> What the task requires
Images embedded in the records are excluded; print everything else exactly as given.

+ + +

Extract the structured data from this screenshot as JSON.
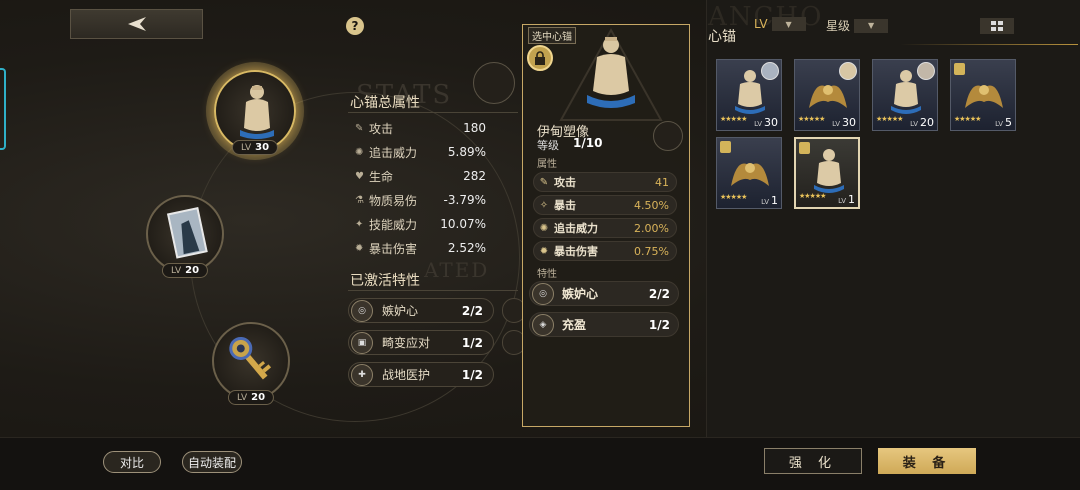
{
  "header": {
    "help_glyph": "?"
  },
  "nodes": [
    {
      "lv_label": "LV",
      "lv_value": "30"
    },
    {
      "lv_label": "LV",
      "lv_value": "20"
    },
    {
      "lv_label": "LV",
      "lv_value": "20"
    }
  ],
  "stats": {
    "title": "心锚总属性",
    "watermark_top": "STATS",
    "watermark_mid": "ATED",
    "rows": [
      {
        "label": "攻击",
        "value": "180"
      },
      {
        "label": "追击威力",
        "value": "5.89%"
      },
      {
        "label": "生命",
        "value": "282"
      },
      {
        "label": "物质易伤",
        "value": "-3.79%"
      },
      {
        "label": "技能威力",
        "value": "10.07%"
      },
      {
        "label": "暴击伤害",
        "value": "2.52%"
      }
    ]
  },
  "traits": {
    "title": "已激活特性",
    "items": [
      {
        "name": "嫉妒心",
        "count": "2/2"
      },
      {
        "name": "畸变应对",
        "count": "1/2"
      },
      {
        "name": "战地医护",
        "count": "1/2"
      }
    ]
  },
  "detail": {
    "tag": "选中心锚",
    "name": "伊甸塑像",
    "level_label": "等级",
    "level_value": "1/10",
    "attr_title": "属性",
    "attrs": [
      {
        "label": "攻击",
        "value": "41"
      },
      {
        "label": "暴击",
        "value": "4.50%"
      },
      {
        "label": "追击威力",
        "value": "2.00%"
      },
      {
        "label": "暴击伤害",
        "value": "0.75%"
      }
    ],
    "trait_title": "特性",
    "traits": [
      {
        "name": "嫉妒心",
        "count": "2/2"
      },
      {
        "name": "充盈",
        "count": "1/2"
      }
    ]
  },
  "inventory": {
    "title": "心锚",
    "bg_text": "ANCHO",
    "filter_lv": "LV",
    "filter_star": "星级",
    "dropdown_glyph": "▼",
    "cards": [
      {
        "kind": "statue",
        "lv_label": "LV",
        "lv": "30",
        "stars": "★★★★★"
      },
      {
        "kind": "wings",
        "lv_label": "LV",
        "lv": "30",
        "stars": "★★★★★"
      },
      {
        "kind": "statue",
        "lv_label": "LV",
        "lv": "20",
        "stars": "★★★★★"
      },
      {
        "kind": "wings",
        "lv_label": "LV",
        "lv": "5",
        "stars": "★★★★★"
      },
      {
        "kind": "wings",
        "lv_label": "LV",
        "lv": "1",
        "stars": "★★★★★"
      },
      {
        "kind": "statue",
        "lv_label": "LV",
        "lv": "1",
        "stars": "★★★★★"
      }
    ]
  },
  "footer": {
    "compare": "对比",
    "auto_equip": "自动装配",
    "enhance": "强 化",
    "equip": "装 备"
  },
  "colors": {
    "gold": "#c7a866",
    "accent_cyan": "#2fb0c8",
    "value_gold": "#d9b35a"
  }
}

+ + +

> Exercise output
Extract the structured data from this screenshot as JSON.
{
  "header": {
    "help_glyph": "?"
  },
  "nodes": [
    {
      "lv_label": "LV",
      "lv_value": "30"
    },
    {
      "lv_label": "LV",
      "lv_value": "20"
    },
    {
      "lv_label": "LV",
      "lv_value": "20"
    }
  ],
  "stats": {
    "title": "心锚总属性",
    "watermark_top": "STATS",
    "watermark_mid": "ATED",
    "rows": [
      {
        "label": "攻击",
        "value": "180"
      },
      {
        "label": "追击威力",
        "value": "5.89%"
      },
      {
        "label": "生命",
        "value": "282"
      },
      {
        "label": "物质易伤",
        "value": "-3.79%"
      },
      {
        "label": "技能威力",
        "value": "10.07%"
      },
      {
        "label": "暴击伤害",
        "value": "2.52%"
      }
    ]
  },
  "traits": {
    "title": "已激活特性",
    "items": [
      {
        "name": "嫉妒心",
        "count": "2/2"
      },
      {
        "name": "畸变应对",
        "count": "1/2"
      },
      {
        "name": "战地医护",
        "count": "1/2"
      }
    ]
  },
  "detail": {
    "tag": "选中心锚",
    "name": "伊甸塑像",
    "level_label": "等级",
    "level_value": "1/10",
    "attr_title": "属性",
    "attrs": [
      {
        "label": "攻击",
        "value": "41"
      },
      {
        "label": "暴击",
        "value": "4.50%"
      },
      {
        "label": "追击威力",
        "value": "2.00%"
      },
      {
        "label": "暴击伤害",
        "value": "0.75%"
      }
    ],
    "trait_title": "特性",
    "traits": [
      {
        "name": "嫉妒心",
        "count": "2/2"
      },
      {
        "name": "充盈",
        "count": "1/2"
      }
    ]
  },
  "inventory": {
    "title": "心锚",
    "bg_text": "ANCHO",
    "filter_lv": "LV",
    "filter_star": "星级",
    "dropdown_glyph": "▼",
    "cards": [
      {
        "kind": "statue",
        "lv_label": "LV",
        "lv": "30",
        "stars": "★★★★★"
      },
      {
        "kind": "wings",
        "lv_label": "LV",
        "lv": "30",
        "stars": "★★★★★"
      },
      {
        "kind": "statue",
        "lv_label": "LV",
        "lv": "20",
        "stars": "★★★★★"
      },
      {
        "kind": "wings",
        "lv_label": "LV",
        "lv": "5",
        "stars": "★★★★★"
      },
      {
        "kind": "wings",
        "lv_label": "LV",
        "lv": "1",
        "stars": "★★★★★"
      },
      {
        "kind": "statue",
        "lv_label": "LV",
        "lv": "1",
        "stars": "★★★★★"
      }
    ]
  },
  "footer": {
    "compare": "对比",
    "auto_equip": "自动装配",
    "enhance": "强 化",
    "equip": "装 备"
  },
  "colors": {
    "gold": "#c7a866",
    "accent_cyan": "#2fb0c8",
    "value_gold": "#d9b35a"
  }
}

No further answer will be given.